▶ [Given instruction]:
From the records below, copy every line that contains the word "with".

## start

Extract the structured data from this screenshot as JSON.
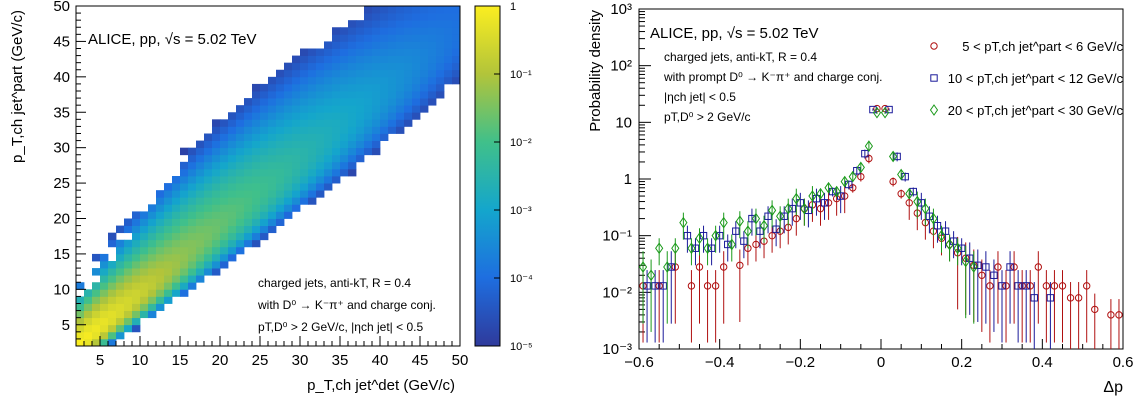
{
  "chart_data": [
    {
      "type": "heatmap",
      "header": "ALICE, pp, √s = 5.02 TeV",
      "xlabel": "p_T,ch jet^det (GeV/c)",
      "ylabel": "p_T,ch jet^part (GeV/c)",
      "xlim": [
        2,
        50
      ],
      "ylim": [
        2,
        50
      ],
      "xticks": [
        "5",
        "10",
        "15",
        "20",
        "25",
        "30",
        "35",
        "40",
        "45",
        "50"
      ],
      "yticks": [
        "5",
        "10",
        "15",
        "20",
        "25",
        "30",
        "35",
        "40",
        "45",
        "50"
      ],
      "colorbar": {
        "scale": "log",
        "range": [
          1e-05,
          1
        ],
        "ticks": [
          "1",
          "10⁻¹",
          "10⁻²",
          "10⁻³",
          "10⁻⁴",
          "10⁻⁵"
        ]
      },
      "annotations": [
        "charged jets, anti-kT, R = 0.4",
        "with D⁰ → K⁻π⁺ and charge conj.",
        "pT,D⁰ > 2 GeV/c, |ηch jet| < 0.5"
      ],
      "description_values": {
        "diagonal_peak": [
          [
            3,
            3,
            0.9
          ],
          [
            6,
            6,
            0.5
          ],
          [
            10,
            10,
            0.2
          ],
          [
            15,
            15,
            0.05
          ],
          [
            20,
            20,
            0.02
          ],
          [
            25,
            25,
            0.008
          ],
          [
            30,
            30,
            0.003
          ],
          [
            35,
            35,
            0.0012
          ],
          [
            40,
            40,
            0.0005
          ],
          [
            45,
            45,
            0.0002
          ],
          [
            49,
            49,
            0.0001
          ]
        ]
      }
    },
    {
      "type": "scatter",
      "header": "ALICE, pp, √s = 5.02 TeV",
      "annotations": [
        "charged jets, anti-kT, R = 0.4",
        "with prompt D⁰ → K⁻π⁺ and charge conj.",
        "|ηch jet| < 0.5",
        "pT,D⁰ > 2 GeV/c"
      ],
      "xlabel": "Δp",
      "ylabel": "Probability density",
      "xlim": [
        -0.6,
        0.6
      ],
      "ylim": [
        0.001,
        1000
      ],
      "yscale": "log",
      "xticks": [
        "−0.6",
        "−0.4",
        "−0.2",
        "0",
        "0.2",
        "0.4",
        "0.6"
      ],
      "yticks": [
        "10⁻³",
        "10⁻²",
        "10⁻¹",
        "1",
        "10",
        "10²",
        "10³"
      ],
      "legend_position": "top-right",
      "series": [
        {
          "name": "5 < pT,ch jet^part < 6 GeV/c",
          "marker": "circle",
          "color": "#b01010",
          "points": [
            [
              -0.59,
              0.013
            ],
            [
              -0.55,
              0.013
            ],
            [
              -0.51,
              0.028
            ],
            [
              -0.47,
              0.013
            ],
            [
              -0.45,
              0.028
            ],
            [
              -0.43,
              0.013
            ],
            [
              -0.41,
              0.013
            ],
            [
              -0.39,
              0.028
            ],
            [
              -0.35,
              0.03
            ],
            [
              -0.33,
              0.06
            ],
            [
              -0.31,
              0.07
            ],
            [
              -0.29,
              0.08
            ],
            [
              -0.27,
              0.1
            ],
            [
              -0.25,
              0.12
            ],
            [
              -0.23,
              0.14
            ],
            [
              -0.21,
              0.2
            ],
            [
              -0.19,
              0.3
            ],
            [
              -0.17,
              0.35
            ],
            [
              -0.15,
              0.3
            ],
            [
              -0.13,
              0.38
            ],
            [
              -0.11,
              0.45
            ],
            [
              -0.09,
              0.5
            ],
            [
              -0.07,
              0.7
            ],
            [
              -0.05,
              1.1
            ],
            [
              -0.03,
              2.3
            ],
            [
              -0.01,
              17.5
            ],
            [
              0.01,
              17.5
            ],
            [
              0.03,
              0.9
            ],
            [
              0.05,
              0.55
            ],
            [
              0.07,
              0.38
            ],
            [
              0.09,
              0.25
            ],
            [
              0.11,
              0.17
            ],
            [
              0.13,
              0.12
            ],
            [
              0.15,
              0.09
            ],
            [
              0.17,
              0.07
            ],
            [
              0.19,
              0.05
            ],
            [
              0.21,
              0.04
            ],
            [
              0.23,
              0.03
            ],
            [
              0.25,
              0.02
            ],
            [
              0.27,
              0.013
            ],
            [
              0.29,
              0.028
            ],
            [
              0.31,
              0.013
            ],
            [
              0.33,
              0.028
            ],
            [
              0.35,
              0.013
            ],
            [
              0.37,
              0.013
            ],
            [
              0.39,
              0.028
            ],
            [
              0.41,
              0.013
            ],
            [
              0.43,
              0.013
            ],
            [
              0.45,
              0.013
            ],
            [
              0.47,
              0.008
            ],
            [
              0.49,
              0.008
            ],
            [
              0.51,
              0.013
            ],
            [
              0.53,
              0.005
            ],
            [
              0.57,
              0.004
            ],
            [
              0.59,
              0.004
            ]
          ]
        },
        {
          "name": "10 < pT,ch jet^part < 12 GeV/c",
          "marker": "square",
          "color": "#1a1a9a",
          "points": [
            [
              -0.58,
              0.013
            ],
            [
              -0.56,
              0.013
            ],
            [
              -0.54,
              0.013
            ],
            [
              -0.52,
              0.028
            ],
            [
              -0.48,
              0.1
            ],
            [
              -0.46,
              0.06
            ],
            [
              -0.44,
              0.1
            ],
            [
              -0.42,
              0.06
            ],
            [
              -0.4,
              0.1
            ],
            [
              -0.38,
              0.07
            ],
            [
              -0.36,
              0.12
            ],
            [
              -0.34,
              0.08
            ],
            [
              -0.32,
              0.2
            ],
            [
              -0.3,
              0.12
            ],
            [
              -0.28,
              0.22
            ],
            [
              -0.26,
              0.13
            ],
            [
              -0.24,
              0.22
            ],
            [
              -0.22,
              0.3
            ],
            [
              -0.2,
              0.38
            ],
            [
              -0.18,
              0.28
            ],
            [
              -0.16,
              0.45
            ],
            [
              -0.14,
              0.38
            ],
            [
              -0.12,
              0.6
            ],
            [
              -0.1,
              0.5
            ],
            [
              -0.08,
              0.8
            ],
            [
              -0.06,
              1.4
            ],
            [
              -0.04,
              2.8
            ],
            [
              -0.02,
              16.8
            ],
            [
              0.02,
              16.8
            ],
            [
              0.04,
              2.5
            ],
            [
              0.06,
              1.1
            ],
            [
              0.08,
              0.6
            ],
            [
              0.1,
              0.38
            ],
            [
              0.12,
              0.22
            ],
            [
              0.14,
              0.15
            ],
            [
              0.16,
              0.12
            ],
            [
              0.18,
              0.08
            ],
            [
              0.2,
              0.06
            ],
            [
              0.22,
              0.04
            ],
            [
              0.24,
              0.03
            ],
            [
              0.26,
              0.028
            ],
            [
              0.28,
              0.02
            ],
            [
              0.3,
              0.013
            ],
            [
              0.32,
              0.028
            ],
            [
              0.34,
              0.013
            ],
            [
              0.36,
              0.013
            ],
            [
              0.38,
              0.008
            ],
            [
              0.42,
              0.008
            ]
          ]
        },
        {
          "name": "20 < pT,ch jet^part < 30 GeV/c",
          "marker": "diamond",
          "color": "#1a9a1a",
          "points": [
            [
              -0.59,
              0.028
            ],
            [
              -0.57,
              0.02
            ],
            [
              -0.55,
              0.06
            ],
            [
              -0.53,
              0.028
            ],
            [
              -0.51,
              0.06
            ],
            [
              -0.49,
              0.17
            ],
            [
              -0.47,
              0.06
            ],
            [
              -0.45,
              0.09
            ],
            [
              -0.43,
              0.06
            ],
            [
              -0.41,
              0.1
            ],
            [
              -0.39,
              0.17
            ],
            [
              -0.37,
              0.07
            ],
            [
              -0.35,
              0.18
            ],
            [
              -0.33,
              0.12
            ],
            [
              -0.31,
              0.2
            ],
            [
              -0.29,
              0.15
            ],
            [
              -0.27,
              0.28
            ],
            [
              -0.25,
              0.22
            ],
            [
              -0.23,
              0.3
            ],
            [
              -0.21,
              0.45
            ],
            [
              -0.19,
              0.3
            ],
            [
              -0.17,
              0.5
            ],
            [
              -0.15,
              0.55
            ],
            [
              -0.13,
              0.7
            ],
            [
              -0.11,
              0.6
            ],
            [
              -0.09,
              0.9
            ],
            [
              -0.07,
              1.1
            ],
            [
              -0.05,
              1.6
            ],
            [
              -0.03,
              3.8
            ],
            [
              -0.01,
              14.8
            ],
            [
              0.01,
              14.8
            ],
            [
              0.03,
              2.5
            ],
            [
              0.05,
              1.2
            ],
            [
              0.07,
              0.55
            ],
            [
              0.09,
              0.4
            ],
            [
              0.11,
              0.3
            ],
            [
              0.13,
              0.2
            ],
            [
              0.15,
              0.1
            ],
            [
              0.17,
              0.07
            ],
            [
              0.19,
              0.06
            ],
            [
              0.21,
              0.035
            ],
            [
              0.23,
              0.028
            ]
          ]
        }
      ]
    }
  ]
}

## end

▶ [Result]:
        "with D⁰ → K⁻π⁺ and charge conj.",
        "with prompt D⁰ → K⁻π⁺ and charge conj.",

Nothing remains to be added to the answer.